● YOUR OBJECTIVE
From the records below, pull each line that has "this".
★ ★ ★ ★ ★ ★ ★
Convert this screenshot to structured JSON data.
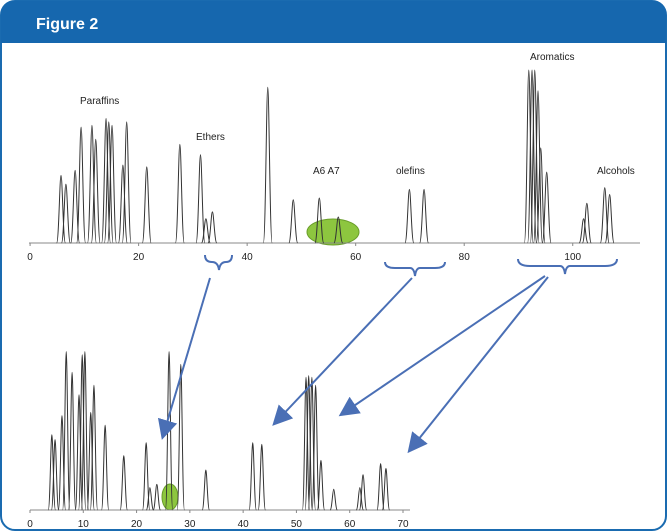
{
  "header": {
    "title": "Figure 2"
  },
  "chart_data": [
    {
      "type": "peaks",
      "color": "#333333",
      "xlim": [
        -0.2,
        110
      ],
      "xticks": [
        0,
        20,
        40,
        60,
        80,
        100
      ],
      "ylim": [
        0,
        100
      ],
      "annotations": [
        "Paraffins",
        "Ethers",
        "A6 A7",
        "olefins",
        "Aromatics",
        "Alcohols"
      ],
      "x": [
        5.7,
        6.6,
        8.3,
        9.4,
        11.4,
        12.1,
        14.0,
        14.5,
        15.1,
        17.1,
        17.8,
        21.5,
        27.6,
        31.4,
        32.4,
        33.6,
        43.8,
        48.5,
        53.3,
        56.8,
        69.9,
        72.6,
        91.9,
        92.5,
        93.0,
        93.6,
        94.1,
        95.2,
        102.0,
        102.6,
        105.9,
        106.8
      ],
      "values": [
        39,
        34,
        42,
        67,
        68,
        60,
        72,
        70,
        68,
        45,
        70,
        44,
        57,
        51,
        14,
        18,
        90,
        25,
        26,
        15,
        31,
        31,
        100,
        100,
        100,
        88,
        55,
        41,
        14,
        23,
        32,
        28
      ]
    },
    {
      "type": "peaks",
      "color": "#333333",
      "xlim": [
        0,
        70
      ],
      "xticks": [
        0,
        10,
        20,
        30,
        40,
        50,
        60,
        70
      ],
      "ylim": [
        0,
        100
      ],
      "x": [
        4.1,
        4.7,
        6.0,
        6.8,
        7.9,
        9.2,
        9.8,
        10.3,
        11.4,
        12.0,
        14.1,
        17.6,
        21.8,
        22.5,
        23.8,
        26.1,
        28.3,
        33.0,
        41.8,
        43.5,
        51.8,
        52.3,
        52.9,
        53.6,
        54.6,
        57.0,
        61.9,
        62.5,
        65.8,
        66.8
      ],
      "values": [
        47,
        44,
        59,
        99,
        86,
        72,
        97,
        99,
        61,
        78,
        53,
        34,
        42,
        14,
        16,
        99,
        91,
        25,
        42,
        41,
        83,
        84,
        83,
        78,
        31,
        13,
        14,
        22,
        29,
        26
      ]
    }
  ]
}
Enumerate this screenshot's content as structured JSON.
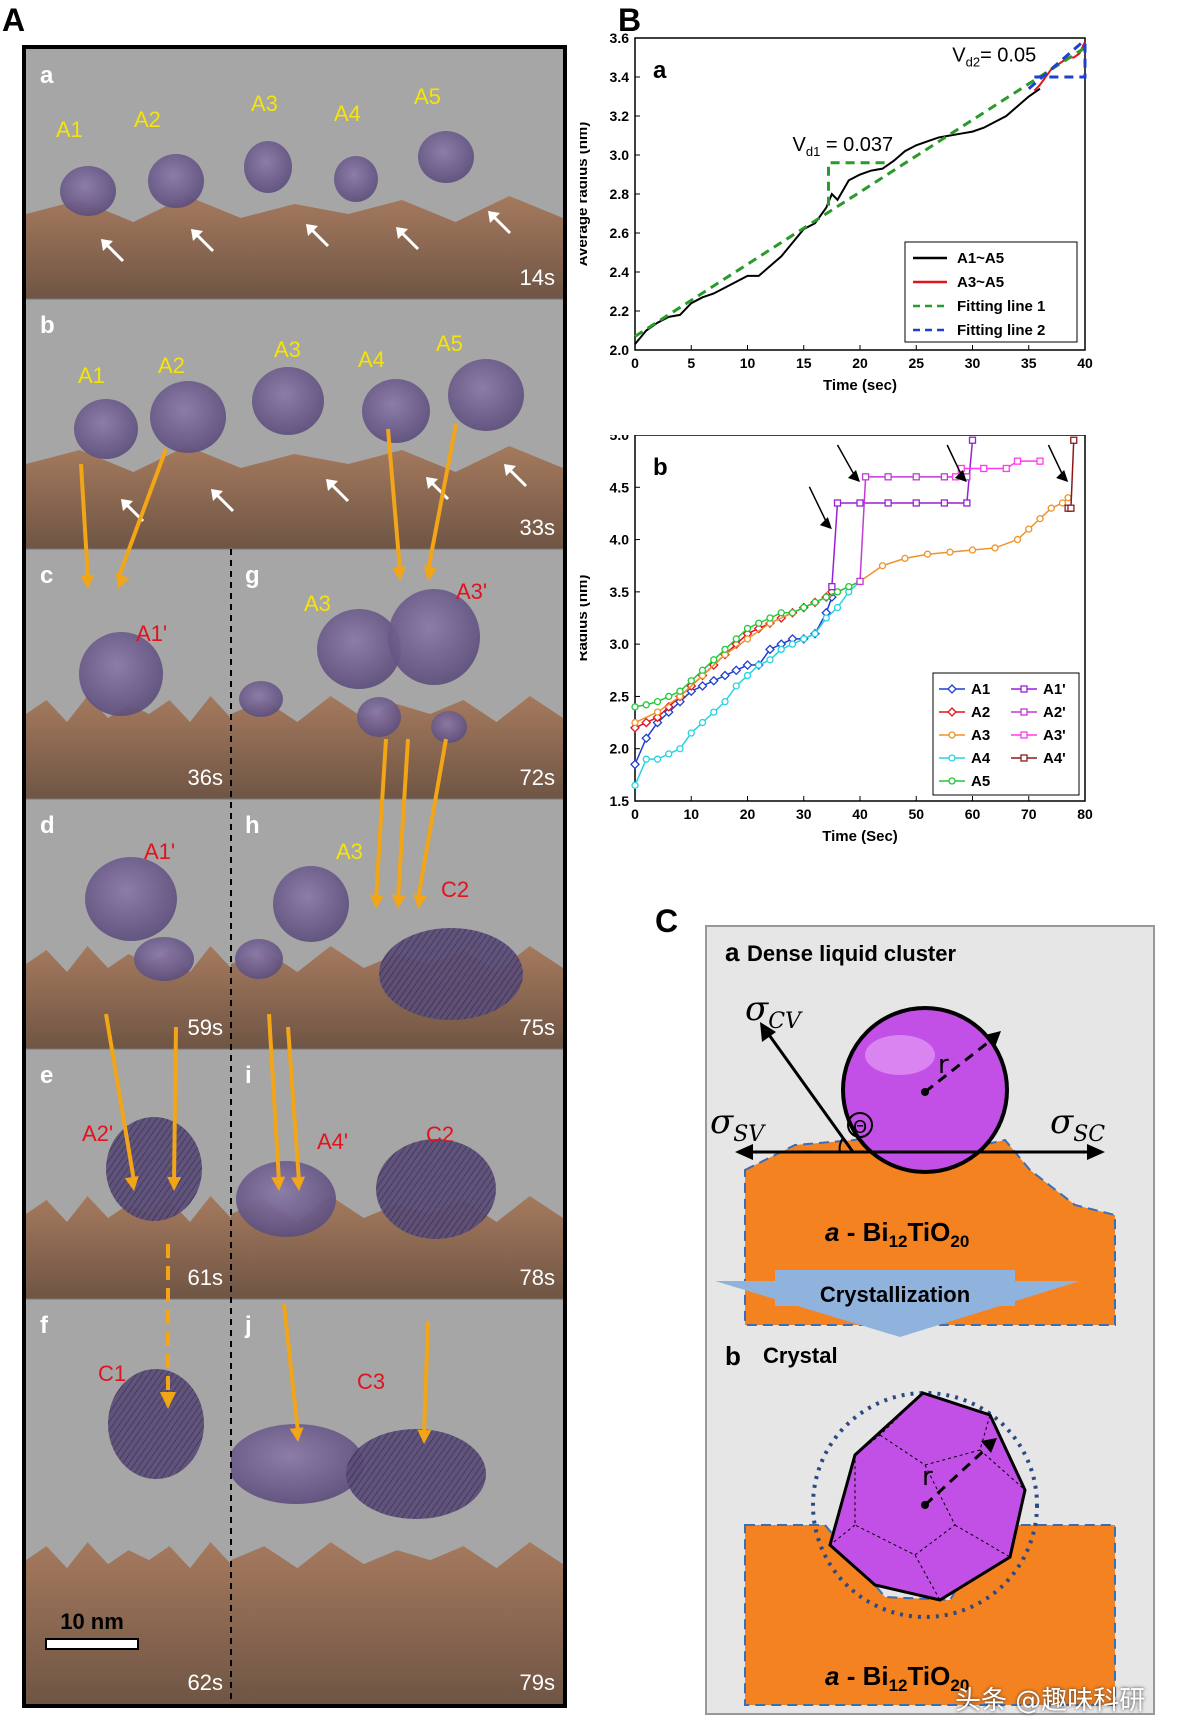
{
  "figure": {
    "panel_A_letter": "A",
    "panel_B_letter": "B",
    "panel_C_letter": "C",
    "watermark": "头条 @趣味科研"
  },
  "tem": {
    "scale_bar_label": "10 nm",
    "left_column": [
      {
        "letter": "a",
        "time": "14s",
        "labels": [
          {
            "text": "A1",
            "color": "yellow"
          },
          {
            "text": "A2",
            "color": "yellow"
          },
          {
            "text": "A3",
            "color": "yellow"
          },
          {
            "text": "A4",
            "color": "yellow"
          },
          {
            "text": "A5",
            "color": "yellow"
          }
        ]
      },
      {
        "letter": "b",
        "time": "33s",
        "labels": [
          {
            "text": "A1",
            "color": "yellow"
          },
          {
            "text": "A2",
            "color": "yellow"
          },
          {
            "text": "A3",
            "color": "yellow"
          },
          {
            "text": "A4",
            "color": "yellow"
          },
          {
            "text": "A5",
            "color": "yellow"
          }
        ]
      },
      {
        "letter": "c",
        "time": "36s",
        "labels": [
          {
            "text": "A1'",
            "color": "red"
          }
        ]
      },
      {
        "letter": "d",
        "time": "59s",
        "labels": [
          {
            "text": "A1'",
            "color": "red"
          }
        ]
      },
      {
        "letter": "e",
        "time": "61s",
        "labels": [
          {
            "text": "A2'",
            "color": "red"
          }
        ]
      },
      {
        "letter": "f",
        "time": "62s",
        "labels": [
          {
            "text": "C1",
            "color": "red"
          }
        ]
      }
    ],
    "right_column": [
      {
        "letter": "g",
        "time": "72s",
        "labels": [
          {
            "text": "A3",
            "color": "yellow"
          },
          {
            "text": "A3'",
            "color": "red"
          }
        ]
      },
      {
        "letter": "h",
        "time": "75s",
        "labels": [
          {
            "text": "A3",
            "color": "yellow"
          },
          {
            "text": "C2",
            "color": "red"
          }
        ]
      },
      {
        "letter": "i",
        "time": "78s",
        "labels": [
          {
            "text": "A4'",
            "color": "red"
          },
          {
            "text": "C2",
            "color": "red"
          }
        ]
      },
      {
        "letter": "j",
        "time": "79s",
        "labels": [
          {
            "text": "C3",
            "color": "red"
          }
        ]
      }
    ]
  },
  "chart_data": [
    {
      "type": "line",
      "panel": "a",
      "xlabel": "Time (sec)",
      "ylabel": "Average radius (nm)",
      "xlim": [
        0,
        40
      ],
      "ylim": [
        2.0,
        3.6
      ],
      "xticks": [
        "0",
        "5",
        "10",
        "15",
        "20",
        "25",
        "30",
        "35",
        "40"
      ],
      "yticks": [
        "2.0",
        "2.2",
        "2.4",
        "2.6",
        "2.8",
        "3.0",
        "3.2",
        "3.4",
        "3.6"
      ],
      "annotations": [
        {
          "main": "V",
          "sub": "d1",
          "rest": " = 0.037"
        },
        {
          "main": "V",
          "sub": "d2",
          "rest": "= 0.05"
        }
      ],
      "series": [
        {
          "name": "A1~A5",
          "color": "#000000",
          "style": "solid",
          "x": [
            0,
            1,
            2,
            3,
            4,
            5,
            6,
            7,
            8,
            9,
            10,
            11,
            12,
            13,
            14,
            15,
            16,
            17,
            17.5,
            18,
            19,
            20,
            21,
            22,
            23,
            24,
            25,
            26,
            27,
            28,
            29,
            30,
            31,
            32,
            33,
            34,
            35,
            36
          ],
          "y": [
            2.03,
            2.1,
            2.14,
            2.17,
            2.18,
            2.24,
            2.27,
            2.29,
            2.32,
            2.35,
            2.38,
            2.38,
            2.43,
            2.48,
            2.55,
            2.62,
            2.65,
            2.73,
            2.8,
            2.77,
            2.87,
            2.9,
            2.92,
            2.93,
            2.97,
            3.02,
            3.05,
            3.07,
            3.09,
            3.1,
            3.11,
            3.12,
            3.14,
            3.17,
            3.2,
            3.25,
            3.3,
            3.34
          ]
        },
        {
          "name": "A3~A5",
          "color": "#e0141e",
          "style": "solid",
          "x": [
            35.5,
            36,
            37,
            38,
            38.5,
            39,
            39.5,
            40
          ],
          "y": [
            3.33,
            3.36,
            3.44,
            3.48,
            3.5,
            3.5,
            3.52,
            3.58
          ]
        },
        {
          "name": "Fitting line 1",
          "color": "#2a9a2a",
          "style": "dash",
          "x": [
            0,
            40
          ],
          "y": [
            2.07,
            3.55
          ]
        },
        {
          "name": "Fitting line 2",
          "color": "#1f3fcf",
          "style": "dash",
          "x": [
            35,
            40
          ],
          "y": [
            3.34,
            3.59
          ]
        }
      ],
      "legend_position": "bottom-right"
    },
    {
      "type": "line",
      "panel": "b",
      "xlabel": "Time (Sec)",
      "ylabel": "Radius (nm)",
      "xlim": [
        0,
        80
      ],
      "ylim": [
        1.5,
        5.0
      ],
      "xticks": [
        "0",
        "10",
        "20",
        "30",
        "40",
        "50",
        "60",
        "70",
        "80"
      ],
      "yticks": [
        "1.5",
        "2.0",
        "2.5",
        "3.0",
        "3.5",
        "4.0",
        "4.5",
        "5.0"
      ],
      "series": [
        {
          "name": "A1",
          "color": "#1f3fcf",
          "marker": "diamond",
          "x": [
            0,
            2,
            4,
            6,
            8,
            10,
            12,
            14,
            16,
            18,
            20,
            22,
            24,
            26,
            28,
            30,
            32,
            34,
            35
          ],
          "y": [
            1.85,
            2.1,
            2.25,
            2.35,
            2.45,
            2.55,
            2.6,
            2.65,
            2.7,
            2.75,
            2.8,
            2.8,
            2.95,
            3.0,
            3.05,
            3.05,
            3.1,
            3.3,
            3.45
          ]
        },
        {
          "name": "A2",
          "color": "#e0141e",
          "marker": "diamond",
          "x": [
            0,
            2,
            4,
            6,
            8,
            10,
            12,
            14,
            16,
            18,
            20,
            22,
            24,
            26,
            28,
            30,
            32,
            34,
            35
          ],
          "y": [
            2.2,
            2.25,
            2.3,
            2.4,
            2.5,
            2.6,
            2.7,
            2.8,
            2.9,
            3.0,
            3.1,
            3.15,
            3.2,
            3.25,
            3.3,
            3.35,
            3.4,
            3.45,
            3.5
          ]
        },
        {
          "name": "A3",
          "color": "#f0922a",
          "marker": "circle",
          "x": [
            0,
            4,
            8,
            12,
            16,
            20,
            24,
            28,
            32,
            36,
            40,
            44,
            48,
            52,
            56,
            60,
            64,
            68,
            70,
            72,
            74,
            76,
            77
          ],
          "y": [
            2.25,
            2.35,
            2.5,
            2.7,
            2.9,
            3.05,
            3.2,
            3.3,
            3.4,
            3.5,
            3.6,
            3.75,
            3.82,
            3.86,
            3.88,
            3.9,
            3.92,
            4.0,
            4.1,
            4.2,
            4.3,
            4.35,
            4.4
          ]
        },
        {
          "name": "A4",
          "color": "#26d3e0",
          "marker": "circle",
          "x": [
            0,
            2,
            4,
            6,
            8,
            10,
            12,
            14,
            16,
            18,
            20,
            22,
            24,
            26,
            28,
            30,
            32,
            34,
            36,
            38,
            40
          ],
          "y": [
            1.65,
            1.9,
            1.9,
            1.95,
            2.0,
            2.15,
            2.25,
            2.35,
            2.45,
            2.6,
            2.7,
            2.8,
            2.85,
            2.95,
            3.0,
            3.05,
            3.1,
            3.25,
            3.35,
            3.5,
            3.6
          ]
        },
        {
          "name": "A5",
          "color": "#23c93a",
          "marker": "circle",
          "x": [
            0,
            2,
            4,
            6,
            8,
            10,
            12,
            14,
            16,
            18,
            20,
            22,
            24,
            26,
            28,
            30,
            32,
            34,
            36,
            38,
            40
          ],
          "y": [
            2.4,
            2.42,
            2.45,
            2.5,
            2.55,
            2.65,
            2.75,
            2.85,
            2.95,
            3.05,
            3.15,
            3.2,
            3.25,
            3.3,
            3.3,
            3.35,
            3.4,
            3.45,
            3.5,
            3.55,
            3.6
          ]
        },
        {
          "name": "A1'",
          "color": "#9b1fd6",
          "marker": "square",
          "x": [
            35,
            36,
            40,
            45,
            50,
            55,
            59,
            60
          ],
          "y": [
            3.55,
            4.35,
            4.35,
            4.35,
            4.35,
            4.35,
            4.35,
            4.95
          ]
        },
        {
          "name": "A2'",
          "color": "#c43ad6",
          "marker": "square",
          "x": [
            40,
            41,
            45,
            50,
            55,
            59
          ],
          "y": [
            3.6,
            4.6,
            4.6,
            4.6,
            4.6,
            4.6
          ]
        },
        {
          "name": "A3'",
          "color": "#ff3bf0",
          "marker": "square",
          "x": [
            57,
            58,
            62,
            66,
            68,
            72
          ],
          "y": [
            4.6,
            4.68,
            4.68,
            4.68,
            4.75,
            4.75
          ]
        },
        {
          "name": "A4'",
          "color": "#8a1a1a",
          "marker": "square",
          "x": [
            77,
            77.5,
            78
          ],
          "y": [
            4.3,
            4.3,
            4.95
          ]
        }
      ],
      "legend_position": "bottom-right"
    }
  ],
  "schematic": {
    "sub_a_letter": "a",
    "sub_a_title": "Dense liquid cluster",
    "sub_b_letter": "b",
    "sub_b_title": "Crystal",
    "sigma_cv": {
      "main": "σ",
      "sub": "CV"
    },
    "sigma_sv": {
      "main": "σ",
      "sub": "SV"
    },
    "sigma_sc": {
      "main": "σ",
      "sub": "SC"
    },
    "theta": "Θ",
    "radius_label": "r",
    "substrate": {
      "prefix": "a",
      "dash": " - Bi",
      "sub1": "12",
      "mid": "TiO",
      "sub2": "20"
    },
    "arrow_label": "Crystallization",
    "colors": {
      "sphere": "#c24fe6",
      "substrate": "#f58220",
      "panel_bg": "#e6e6e6",
      "arrow": "#8fb3dc"
    }
  }
}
★ ★ ★ ★ ★ ★ ★
● THE OUTPUT
Convert this screenshot to structured JSON data.
Enumerate this screenshot's content as structured JSON.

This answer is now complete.